Gambling News - June 2005 Edition



"Don't Bet on Web Gambling Crackdown, Experts Say"

Chances of law enforcement agencies going after online gambling companies approach those of being hit by lightning.

“It’s all a bunch of hot air because of the unresolved legal questions regarding the online gambling industry!” This is what experts on the Internet gambling industry are saying about Washington’s threats to clamp down on online gambling businesses. The world’s largest online poker company PartyGaming, discusses the legal uncertainties regarding online gambling in the United States, in its prospectus released earlier this month, and many experts in the industry believe that U.S. law enforcement agencies are unlikely to pursue the company in spite of threats to arrest and prosecute its owners.

According to a business law professor at the University of Buffalo, Joseph Kelly, who has helped other countries draft online gambling rules, the chances of law enforcement agencies actually going after PartGaming or any other owners of online gambling companies are “so remote that the chances approach those of being hit by lightning”.
....................
THE PROBLEM: Continue the news article above about the U.S. online gambling crackdown, starting right after its last sentence.

STORED DATA:
....................
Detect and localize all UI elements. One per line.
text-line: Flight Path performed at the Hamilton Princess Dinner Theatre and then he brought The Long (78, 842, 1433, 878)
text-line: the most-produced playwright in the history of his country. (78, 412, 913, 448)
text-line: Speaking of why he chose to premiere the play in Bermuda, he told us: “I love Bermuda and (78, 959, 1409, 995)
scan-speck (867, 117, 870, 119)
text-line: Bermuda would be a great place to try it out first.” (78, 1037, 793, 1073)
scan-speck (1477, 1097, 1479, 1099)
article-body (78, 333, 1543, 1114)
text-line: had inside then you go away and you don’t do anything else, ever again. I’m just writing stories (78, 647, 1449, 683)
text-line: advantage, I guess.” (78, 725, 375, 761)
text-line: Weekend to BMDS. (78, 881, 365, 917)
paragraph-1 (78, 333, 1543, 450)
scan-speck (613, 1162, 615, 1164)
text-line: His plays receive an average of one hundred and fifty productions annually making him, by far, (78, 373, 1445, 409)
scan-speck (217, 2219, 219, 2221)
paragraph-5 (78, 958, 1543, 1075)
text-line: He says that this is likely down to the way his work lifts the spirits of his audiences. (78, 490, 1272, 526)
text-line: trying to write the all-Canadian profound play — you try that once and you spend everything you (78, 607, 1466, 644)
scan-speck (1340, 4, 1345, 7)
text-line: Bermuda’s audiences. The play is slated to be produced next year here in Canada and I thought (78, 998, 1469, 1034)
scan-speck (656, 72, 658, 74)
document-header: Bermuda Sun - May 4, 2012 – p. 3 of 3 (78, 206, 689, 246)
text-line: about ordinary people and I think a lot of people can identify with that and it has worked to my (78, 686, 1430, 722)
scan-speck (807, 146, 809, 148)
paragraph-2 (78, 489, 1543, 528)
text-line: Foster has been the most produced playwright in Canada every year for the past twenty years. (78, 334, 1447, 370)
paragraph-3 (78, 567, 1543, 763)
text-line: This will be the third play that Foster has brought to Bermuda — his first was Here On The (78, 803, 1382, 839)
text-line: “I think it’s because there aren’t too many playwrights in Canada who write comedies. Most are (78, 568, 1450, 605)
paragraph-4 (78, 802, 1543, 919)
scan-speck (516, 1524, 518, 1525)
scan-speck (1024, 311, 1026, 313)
....................
THE ANSWER:
But the United States Department of Justice maintains that Internet gambling is in violation of several laws that prohibit interstate gambling and promises to prosecute violators. One approach that has already been taken by the Department of Justice in order to prevent Internet gambling sites from successfully operating within the United States, is the pressuring of credit card services like VISA and PayPal into blocking payments to gambling sites. Other media outlets such as Yahoo have declined to run advertisements for online gambling sites. Up to now, law enforcement agencies have been reluctant to go after individual Internet bettors and the measures taken so far by the Department of Justice have not stopped millions of United States citizens from placing wagers over the Internet at offshore Web sites like PartyGamings’s poker web site, PartyPoker.com. Because of the U.S. ban on gambling, PartyPoker.com is based in Gibraltar

Frank Catania, a former gambling regulator for the state of New Jersey who now works as a consultant in the industry, also thinks that the United States doesn’t really have a legal leg to stand on in its fight against the online gaming industry. “I think the Department of Justice is just sending out all these messages to avoid a confrontation where they might have to prove it in a court of law”, said Catania.

Efforts to pass and apply Internet specific anti gambling laws have not ceased, in spite of the fact that such legislation has already been brought before Congress several times and failed. In fact, veteran anti-gambling campaigner, Arizona Republican Senator Jon Kyl is expected to bring another anti-gambling bill this summer. A spokesman for Kyle said that the new bill would be updated to “both warn Congress and reflect the explosive growth of the industry.”